TASK PROMPT -
Each entry below is to be printed verbatim.

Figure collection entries
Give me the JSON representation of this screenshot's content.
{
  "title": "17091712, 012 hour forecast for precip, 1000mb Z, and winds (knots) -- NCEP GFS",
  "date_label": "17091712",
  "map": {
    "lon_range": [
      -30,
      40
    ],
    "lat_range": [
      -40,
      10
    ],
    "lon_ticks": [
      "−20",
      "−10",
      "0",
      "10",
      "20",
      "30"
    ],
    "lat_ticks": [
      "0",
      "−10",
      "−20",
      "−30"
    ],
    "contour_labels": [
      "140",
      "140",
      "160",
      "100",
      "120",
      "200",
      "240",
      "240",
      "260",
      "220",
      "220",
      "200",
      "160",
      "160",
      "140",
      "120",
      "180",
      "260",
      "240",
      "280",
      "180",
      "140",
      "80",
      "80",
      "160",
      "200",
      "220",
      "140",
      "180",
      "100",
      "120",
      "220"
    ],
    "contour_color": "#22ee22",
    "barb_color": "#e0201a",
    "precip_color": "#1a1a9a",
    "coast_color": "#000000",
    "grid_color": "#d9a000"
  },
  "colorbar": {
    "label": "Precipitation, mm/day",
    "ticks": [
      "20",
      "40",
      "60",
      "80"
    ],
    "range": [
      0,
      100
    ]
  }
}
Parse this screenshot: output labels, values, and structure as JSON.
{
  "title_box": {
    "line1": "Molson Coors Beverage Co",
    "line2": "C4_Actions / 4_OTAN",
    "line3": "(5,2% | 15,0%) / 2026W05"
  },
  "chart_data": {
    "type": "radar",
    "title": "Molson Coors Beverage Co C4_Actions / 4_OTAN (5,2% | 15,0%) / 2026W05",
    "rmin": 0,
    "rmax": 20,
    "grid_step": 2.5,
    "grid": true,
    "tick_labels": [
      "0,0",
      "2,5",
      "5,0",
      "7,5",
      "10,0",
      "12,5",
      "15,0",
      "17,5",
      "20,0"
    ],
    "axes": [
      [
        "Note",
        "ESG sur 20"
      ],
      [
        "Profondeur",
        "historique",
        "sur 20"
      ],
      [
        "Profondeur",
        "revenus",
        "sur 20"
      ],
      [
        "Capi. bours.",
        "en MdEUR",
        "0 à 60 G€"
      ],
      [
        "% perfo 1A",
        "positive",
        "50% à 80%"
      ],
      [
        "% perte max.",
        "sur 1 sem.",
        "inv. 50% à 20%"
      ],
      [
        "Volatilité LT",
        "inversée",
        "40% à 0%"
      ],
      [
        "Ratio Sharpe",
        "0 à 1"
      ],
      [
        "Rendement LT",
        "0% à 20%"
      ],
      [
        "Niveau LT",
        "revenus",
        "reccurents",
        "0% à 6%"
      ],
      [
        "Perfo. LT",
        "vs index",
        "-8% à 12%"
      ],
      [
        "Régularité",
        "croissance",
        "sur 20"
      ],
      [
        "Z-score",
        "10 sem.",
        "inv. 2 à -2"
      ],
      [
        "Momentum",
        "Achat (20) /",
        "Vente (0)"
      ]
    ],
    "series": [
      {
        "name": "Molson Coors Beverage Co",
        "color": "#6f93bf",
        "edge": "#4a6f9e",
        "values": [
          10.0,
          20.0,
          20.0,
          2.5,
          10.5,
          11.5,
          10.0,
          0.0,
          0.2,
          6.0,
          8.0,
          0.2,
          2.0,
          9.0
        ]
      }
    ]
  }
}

SOLUTION FOR THIS TASK -
Give me the JSON representation of this screenshot's content.
{
  "title": "17091712, 012 hour forecast for precip, 1000mb Z, and winds (knots) -- NCEP GFS",
  "date_label": "17091712",
  "map": {
    "lon_range": [
      -30,
      40
    ],
    "lat_range": [
      -40,
      10
    ],
    "lon_ticks": [
      "−20",
      "−10",
      "0",
      "10",
      "20",
      "30"
    ],
    "lat_ticks": [
      "0",
      "−10",
      "−20",
      "−30"
    ],
    "contour_labels": [
      "140",
      "140",
      "160",
      "100",
      "120",
      "200",
      "240",
      "240",
      "260",
      "220",
      "220",
      "200",
      "160",
      "160",
      "140",
      "120",
      "180",
      "260",
      "240",
      "280",
      "180",
      "140",
      "80",
      "80",
      "160",
      "200",
      "220",
      "140",
      "180",
      "100",
      "120",
      "220"
    ],
    "contour_color": "#22ee22",
    "barb_color": "#e0201a",
    "precip_color": "#1a1a9a",
    "coast_color": "#000000",
    "grid_color": "#d9a000"
  },
  "colorbar": {
    "label": "Precipitation, mm/day",
    "ticks": [
      "20",
      "40",
      "60",
      "80"
    ],
    "range": [
      0,
      100
    ]
  }
}
Parse this screenshot: output labels, values, and structure as JSON.
{
  "title_box": {
    "line1": "Molson Coors Beverage Co",
    "line2": "C4_Actions / 4_OTAN",
    "line3": "(5,2% | 15,0%) / 2026W05"
  },
  "chart_data": {
    "type": "radar",
    "title": "Molson Coors Beverage Co C4_Actions / 4_OTAN (5,2% | 15,0%) / 2026W05",
    "rmin": 0,
    "rmax": 20,
    "grid_step": 2.5,
    "grid": true,
    "tick_labels": [
      "0,0",
      "2,5",
      "5,0",
      "7,5",
      "10,0",
      "12,5",
      "15,0",
      "17,5",
      "20,0"
    ],
    "axes": [
      [
        "Note",
        "ESG sur 20"
      ],
      [
        "Profondeur",
        "historique",
        "sur 20"
      ],
      [
        "Profondeur",
        "revenus",
        "sur 20"
      ],
      [
        "Capi. bours.",
        "en MdEUR",
        "0 à 60 G€"
      ],
      [
        "% perfo 1A",
        "positive",
        "50% à 80%"
      ],
      [
        "% perte max.",
        "sur 1 sem.",
        "inv. 50% à 20%"
      ],
      [
        "Volatilité LT",
        "inversée",
        "40% à 0%"
      ],
      [
        "Ratio Sharpe",
        "0 à 1"
      ],
      [
        "Rendement LT",
        "0% à 20%"
      ],
      [
        "Niveau LT",
        "revenus",
        "reccurents",
        "0% à 6%"
      ],
      [
        "Perfo. LT",
        "vs index",
        "-8% à 12%"
      ],
      [
        "Régularité",
        "croissance",
        "sur 20"
      ],
      [
        "Z-score",
        "10 sem.",
        "inv. 2 à -2"
      ],
      [
        "Momentum",
        "Achat (20) /",
        "Vente (0)"
      ]
    ],
    "series": [
      {
        "name": "Molson Coors Beverage Co",
        "color": "#6f93bf",
        "edge": "#4a6f9e",
        "values": [
          10.0,
          20.0,
          20.0,
          2.5,
          10.5,
          11.5,
          10.0,
          0.0,
          0.2,
          6.0,
          8.0,
          0.2,
          2.0,
          9.0
        ]
      }
    ]
  }
}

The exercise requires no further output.